§ **Task details**
Retype each line of the material exactly, please, skipping any picture in it.

§ **Raw records**
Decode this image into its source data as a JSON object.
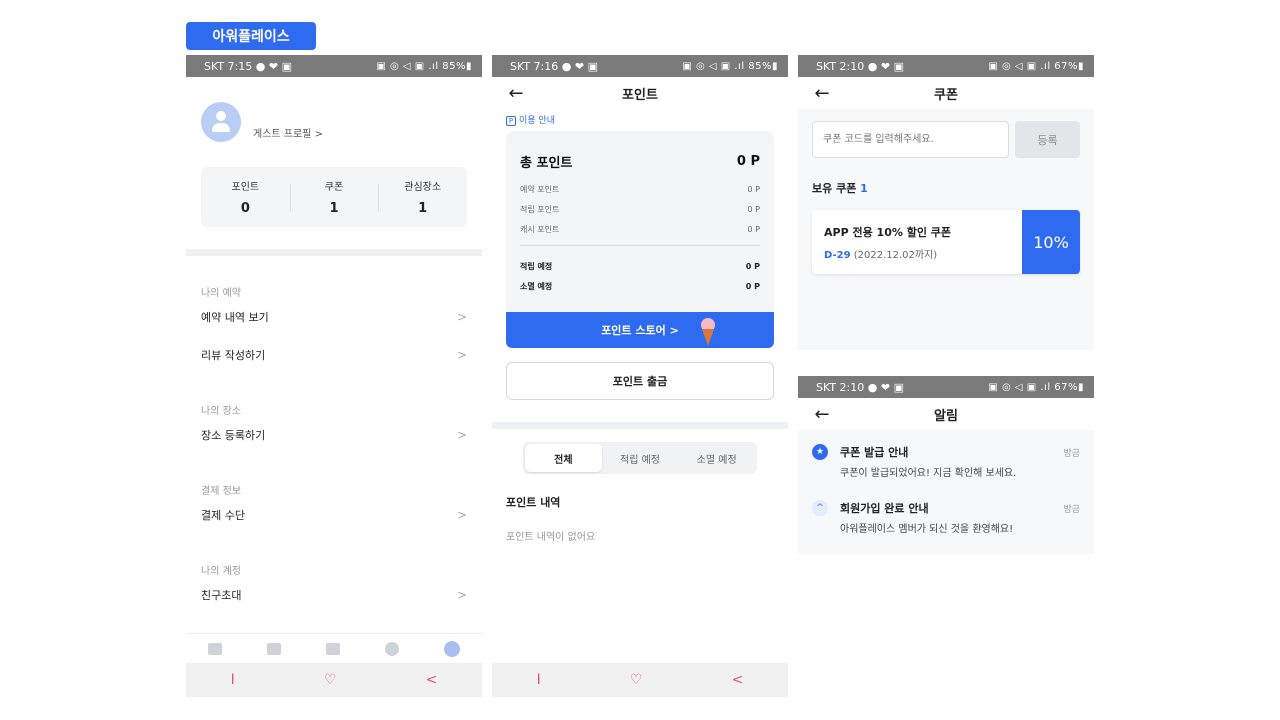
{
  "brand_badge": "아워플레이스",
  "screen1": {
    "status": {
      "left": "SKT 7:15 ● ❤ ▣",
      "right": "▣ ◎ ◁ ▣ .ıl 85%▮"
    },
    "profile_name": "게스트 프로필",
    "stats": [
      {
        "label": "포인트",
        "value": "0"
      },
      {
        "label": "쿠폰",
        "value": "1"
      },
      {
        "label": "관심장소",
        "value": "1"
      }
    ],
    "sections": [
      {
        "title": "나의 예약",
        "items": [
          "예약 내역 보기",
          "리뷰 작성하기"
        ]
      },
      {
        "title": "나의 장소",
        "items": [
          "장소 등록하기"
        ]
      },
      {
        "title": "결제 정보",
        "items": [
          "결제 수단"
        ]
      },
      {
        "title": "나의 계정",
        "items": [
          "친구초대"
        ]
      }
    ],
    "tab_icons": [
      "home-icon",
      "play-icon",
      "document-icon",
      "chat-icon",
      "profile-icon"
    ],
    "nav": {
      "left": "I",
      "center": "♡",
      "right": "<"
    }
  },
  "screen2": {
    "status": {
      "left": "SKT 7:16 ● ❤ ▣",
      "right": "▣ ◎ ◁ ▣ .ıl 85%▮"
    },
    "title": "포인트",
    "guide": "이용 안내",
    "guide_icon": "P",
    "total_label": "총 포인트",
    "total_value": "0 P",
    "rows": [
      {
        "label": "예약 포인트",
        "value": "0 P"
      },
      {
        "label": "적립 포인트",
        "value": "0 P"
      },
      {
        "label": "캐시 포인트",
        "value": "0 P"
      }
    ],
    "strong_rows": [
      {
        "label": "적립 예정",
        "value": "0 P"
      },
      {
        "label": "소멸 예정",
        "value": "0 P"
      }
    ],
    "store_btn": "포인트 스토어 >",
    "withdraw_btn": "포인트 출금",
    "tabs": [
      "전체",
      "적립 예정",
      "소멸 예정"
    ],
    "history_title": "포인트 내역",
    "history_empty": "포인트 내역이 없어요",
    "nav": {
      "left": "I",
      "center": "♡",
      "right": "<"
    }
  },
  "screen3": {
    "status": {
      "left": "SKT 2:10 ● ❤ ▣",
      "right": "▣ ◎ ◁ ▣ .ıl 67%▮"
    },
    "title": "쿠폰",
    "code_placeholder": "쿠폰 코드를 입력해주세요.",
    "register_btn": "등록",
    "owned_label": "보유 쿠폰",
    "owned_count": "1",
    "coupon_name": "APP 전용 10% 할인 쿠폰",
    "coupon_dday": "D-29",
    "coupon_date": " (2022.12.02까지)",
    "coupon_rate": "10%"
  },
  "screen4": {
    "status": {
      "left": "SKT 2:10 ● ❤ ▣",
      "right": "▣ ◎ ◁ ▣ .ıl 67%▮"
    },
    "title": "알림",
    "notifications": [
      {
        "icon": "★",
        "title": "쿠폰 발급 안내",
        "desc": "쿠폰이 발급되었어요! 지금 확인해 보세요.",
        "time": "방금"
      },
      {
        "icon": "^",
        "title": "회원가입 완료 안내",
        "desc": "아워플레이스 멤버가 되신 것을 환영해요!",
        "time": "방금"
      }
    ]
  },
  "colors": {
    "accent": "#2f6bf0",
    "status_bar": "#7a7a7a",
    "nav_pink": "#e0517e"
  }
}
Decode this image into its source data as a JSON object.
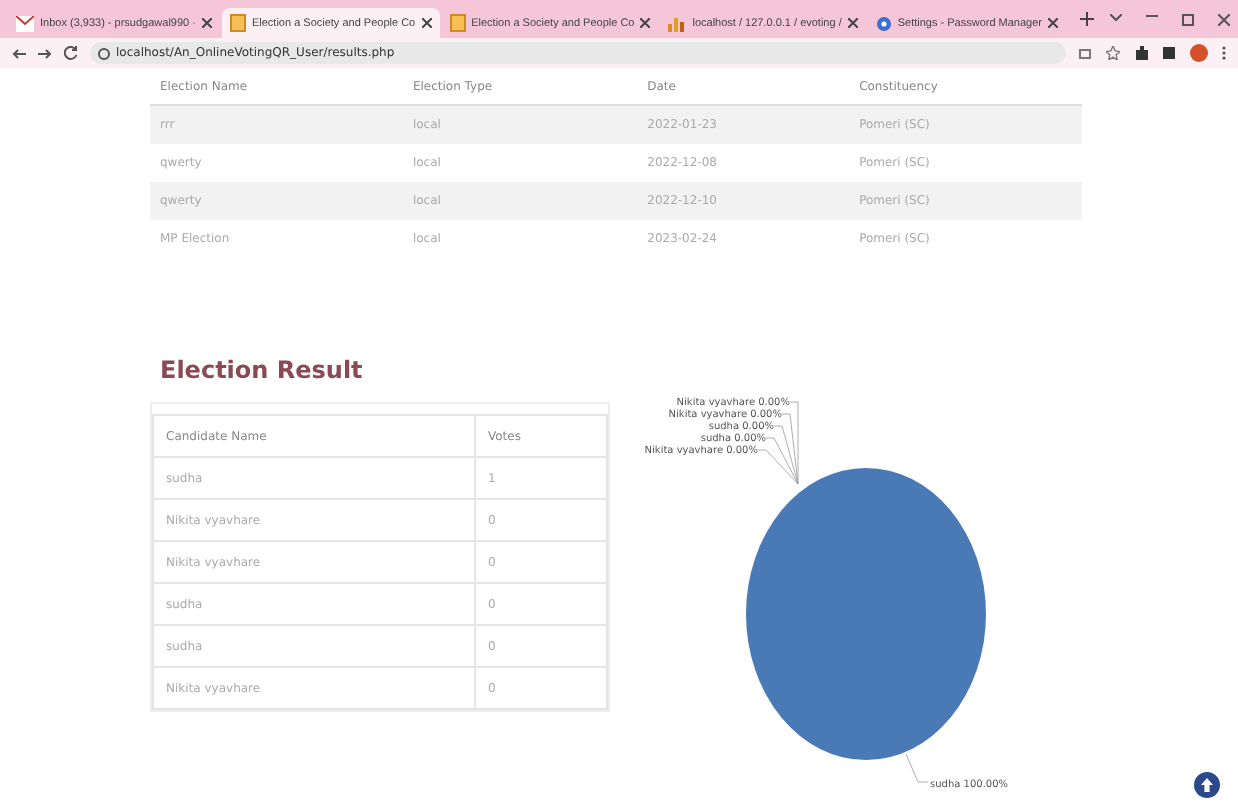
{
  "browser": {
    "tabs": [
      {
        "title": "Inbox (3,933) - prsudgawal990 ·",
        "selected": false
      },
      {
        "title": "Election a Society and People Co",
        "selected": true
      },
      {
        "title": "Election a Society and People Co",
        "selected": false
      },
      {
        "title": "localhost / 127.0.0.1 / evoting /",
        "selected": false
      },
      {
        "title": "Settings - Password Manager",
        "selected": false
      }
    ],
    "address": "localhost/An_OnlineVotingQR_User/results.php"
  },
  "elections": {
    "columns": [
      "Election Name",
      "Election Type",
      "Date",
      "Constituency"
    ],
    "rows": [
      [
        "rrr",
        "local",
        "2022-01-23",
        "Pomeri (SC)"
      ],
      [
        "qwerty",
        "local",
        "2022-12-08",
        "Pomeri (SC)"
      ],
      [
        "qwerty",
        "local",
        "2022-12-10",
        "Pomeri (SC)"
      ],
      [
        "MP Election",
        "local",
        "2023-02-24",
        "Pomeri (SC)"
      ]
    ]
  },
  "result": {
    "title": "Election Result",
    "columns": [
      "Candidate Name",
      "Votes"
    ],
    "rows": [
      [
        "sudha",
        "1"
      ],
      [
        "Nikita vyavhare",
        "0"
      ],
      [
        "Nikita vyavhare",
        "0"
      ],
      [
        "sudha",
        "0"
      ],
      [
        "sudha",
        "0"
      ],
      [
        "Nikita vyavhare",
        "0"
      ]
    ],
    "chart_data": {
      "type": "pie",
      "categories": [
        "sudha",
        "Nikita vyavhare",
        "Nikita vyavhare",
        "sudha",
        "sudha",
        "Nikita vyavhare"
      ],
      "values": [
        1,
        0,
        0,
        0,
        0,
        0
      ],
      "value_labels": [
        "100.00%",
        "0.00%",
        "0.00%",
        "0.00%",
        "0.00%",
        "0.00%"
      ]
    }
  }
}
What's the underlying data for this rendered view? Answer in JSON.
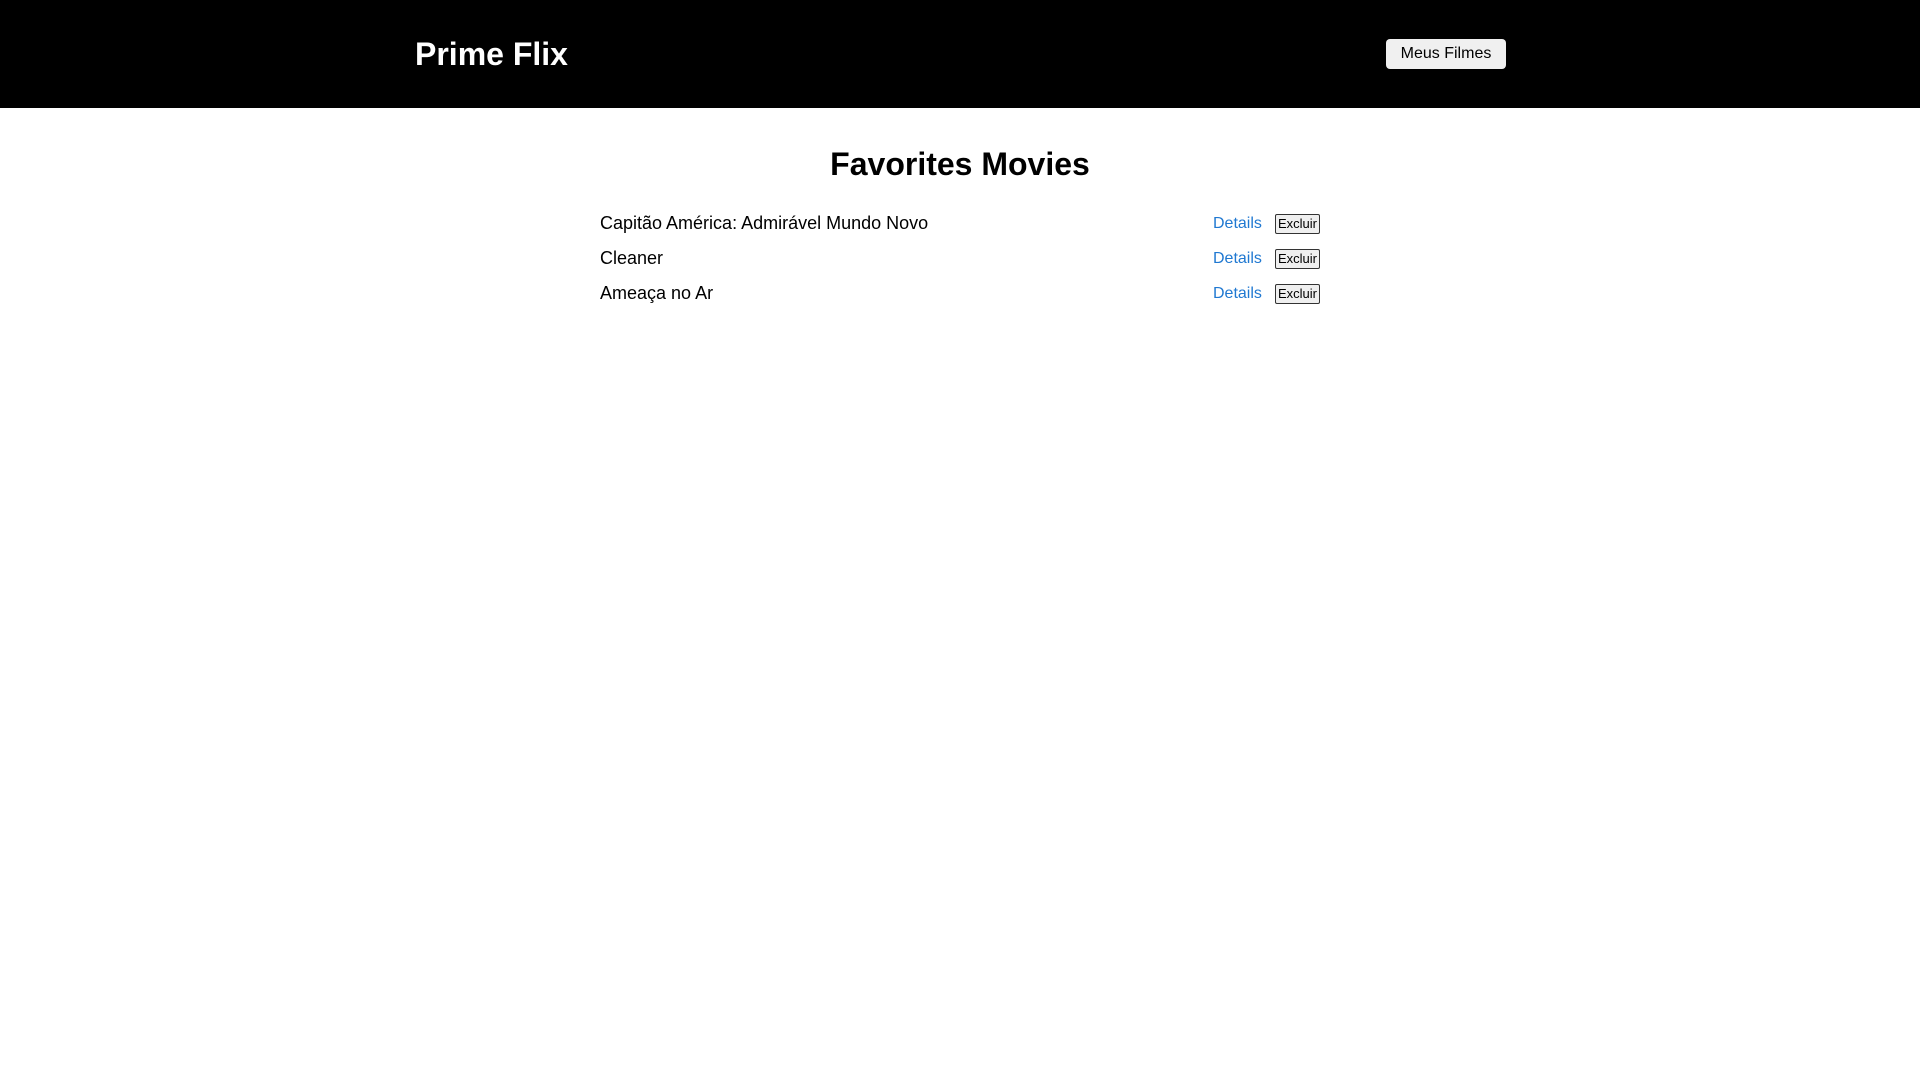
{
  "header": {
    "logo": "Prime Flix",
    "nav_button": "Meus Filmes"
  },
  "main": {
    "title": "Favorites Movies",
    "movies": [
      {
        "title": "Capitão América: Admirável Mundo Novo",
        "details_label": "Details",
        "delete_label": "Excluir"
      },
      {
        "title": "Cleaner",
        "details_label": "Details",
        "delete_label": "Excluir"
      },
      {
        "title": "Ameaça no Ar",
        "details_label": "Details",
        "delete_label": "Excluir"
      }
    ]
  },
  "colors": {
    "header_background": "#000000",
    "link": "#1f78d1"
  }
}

§ **Task solution**
Decode this image into its source data as a JSON object.
{
  "brand_badge": "아워플레이스",
  "screen1": {
    "status": {
      "left": "SKT 7:15 ● ❤ ▣",
      "right": "▣ ◎ ◁ ▣ .ıl 85%▮"
    },
    "profile_name": "게스트 프로필",
    "stats": [
      {
        "label": "포인트",
        "value": "0"
      },
      {
        "label": "쿠폰",
        "value": "1"
      },
      {
        "label": "관심장소",
        "value": "1"
      }
    ],
    "sections": [
      {
        "title": "나의 예약",
        "items": [
          "예약 내역 보기",
          "리뷰 작성하기"
        ]
      },
      {
        "title": "나의 장소",
        "items": [
          "장소 등록하기"
        ]
      },
      {
        "title": "결제 정보",
        "items": [
          "결제 수단"
        ]
      },
      {
        "title": "나의 계정",
        "items": [
          "친구초대"
        ]
      }
    ],
    "tab_icons": [
      "home-icon",
      "play-icon",
      "document-icon",
      "chat-icon",
      "profile-icon"
    ],
    "nav": {
      "left": "I",
      "center": "♡",
      "right": "<"
    }
  },
  "screen2": {
    "status": {
      "left": "SKT 7:16 ● ❤ ▣",
      "right": "▣ ◎ ◁ ▣ .ıl 85%▮"
    },
    "title": "포인트",
    "guide": "이용 안내",
    "guide_icon": "P",
    "total_label": "총 포인트",
    "total_value": "0 P",
    "rows": [
      {
        "label": "예약 포인트",
        "value": "0 P"
      },
      {
        "label": "적립 포인트",
        "value": "0 P"
      },
      {
        "label": "캐시 포인트",
        "value": "0 P"
      }
    ],
    "strong_rows": [
      {
        "label": "적립 예정",
        "value": "0 P"
      },
      {
        "label": "소멸 예정",
        "value": "0 P"
      }
    ],
    "store_btn": "포인트 스토어 >",
    "withdraw_btn": "포인트 출금",
    "tabs": [
      "전체",
      "적립 예정",
      "소멸 예정"
    ],
    "history_title": "포인트 내역",
    "history_empty": "포인트 내역이 없어요",
    "nav": {
      "left": "I",
      "center": "♡",
      "right": "<"
    }
  },
  "screen3": {
    "status": {
      "left": "SKT 2:10 ● ❤ ▣",
      "right": "▣ ◎ ◁ ▣ .ıl 67%▮"
    },
    "title": "쿠폰",
    "code_placeholder": "쿠폰 코드를 입력해주세요.",
    "register_btn": "등록",
    "owned_label": "보유 쿠폰",
    "owned_count": "1",
    "coupon_name": "APP 전용 10% 할인 쿠폰",
    "coupon_dday": "D-29",
    "coupon_date": " (2022.12.02까지)",
    "coupon_rate": "10%"
  },
  "screen4": {
    "status": {
      "left": "SKT 2:10 ● ❤ ▣",
      "right": "▣ ◎ ◁ ▣ .ıl 67%▮"
    },
    "title": "알림",
    "notifications": [
      {
        "icon": "★",
        "title": "쿠폰 발급 안내",
        "desc": "쿠폰이 발급되었어요! 지금 확인해 보세요.",
        "time": "방금"
      },
      {
        "icon": "^",
        "title": "회원가입 완료 안내",
        "desc": "아워플레이스 멤버가 되신 것을 환영해요!",
        "time": "방금"
      }
    ]
  },
  "colors": {
    "accent": "#2f6bf0",
    "status_bar": "#7a7a7a",
    "nav_pink": "#e0517e"
  }
}
Decode this image into its source data as a JSON object.
{
  "browser": {
    "tabs": [
      {
        "title": "Inbox (3,933) - prsudgawal990 ·",
        "selected": false
      },
      {
        "title": "Election a Society and People Co",
        "selected": true
      },
      {
        "title": "Election a Society and People Co",
        "selected": false
      },
      {
        "title": "localhost / 127.0.0.1 / evoting /",
        "selected": false
      },
      {
        "title": "Settings - Password Manager",
        "selected": false
      }
    ],
    "address": "localhost/An_OnlineVotingQR_User/results.php"
  },
  "elections": {
    "columns": [
      "Election Name",
      "Election Type",
      "Date",
      "Constituency"
    ],
    "rows": [
      [
        "rrr",
        "local",
        "2022-01-23",
        "Pomeri (SC)"
      ],
      [
        "qwerty",
        "local",
        "2022-12-08",
        "Pomeri (SC)"
      ],
      [
        "qwerty",
        "local",
        "2022-12-10",
        "Pomeri (SC)"
      ],
      [
        "MP Election",
        "local",
        "2023-02-24",
        "Pomeri (SC)"
      ]
    ]
  },
  "result": {
    "title": "Election Result",
    "columns": [
      "Candidate Name",
      "Votes"
    ],
    "rows": [
      [
        "sudha",
        "1"
      ],
      [
        "Nikita vyavhare",
        "0"
      ],
      [
        "Nikita vyavhare",
        "0"
      ],
      [
        "sudha",
        "0"
      ],
      [
        "sudha",
        "0"
      ],
      [
        "Nikita vyavhare",
        "0"
      ]
    ],
    "chart_data": {
      "type": "pie",
      "categories": [
        "sudha",
        "Nikita vyavhare",
        "Nikita vyavhare",
        "sudha",
        "sudha",
        "Nikita vyavhare"
      ],
      "values": [
        1,
        0,
        0,
        0,
        0,
        0
      ],
      "value_labels": [
        "100.00%",
        "0.00%",
        "0.00%",
        "0.00%",
        "0.00%",
        "0.00%"
      ]
    }
  }
}
What's the underlying data for this rendered view? Answer in JSON.
{
  "header": {
    "logo": "Prime Flix",
    "nav_button": "Meus Filmes"
  },
  "main": {
    "title": "Favorites Movies",
    "movies": [
      {
        "title": "Capitão América: Admirável Mundo Novo",
        "details_label": "Details",
        "delete_label": "Excluir"
      },
      {
        "title": "Cleaner",
        "details_label": "Details",
        "delete_label": "Excluir"
      },
      {
        "title": "Ameaça no Ar",
        "details_label": "Details",
        "delete_label": "Excluir"
      }
    ]
  },
  "colors": {
    "header_background": "#000000",
    "link": "#1f78d1"
  }
}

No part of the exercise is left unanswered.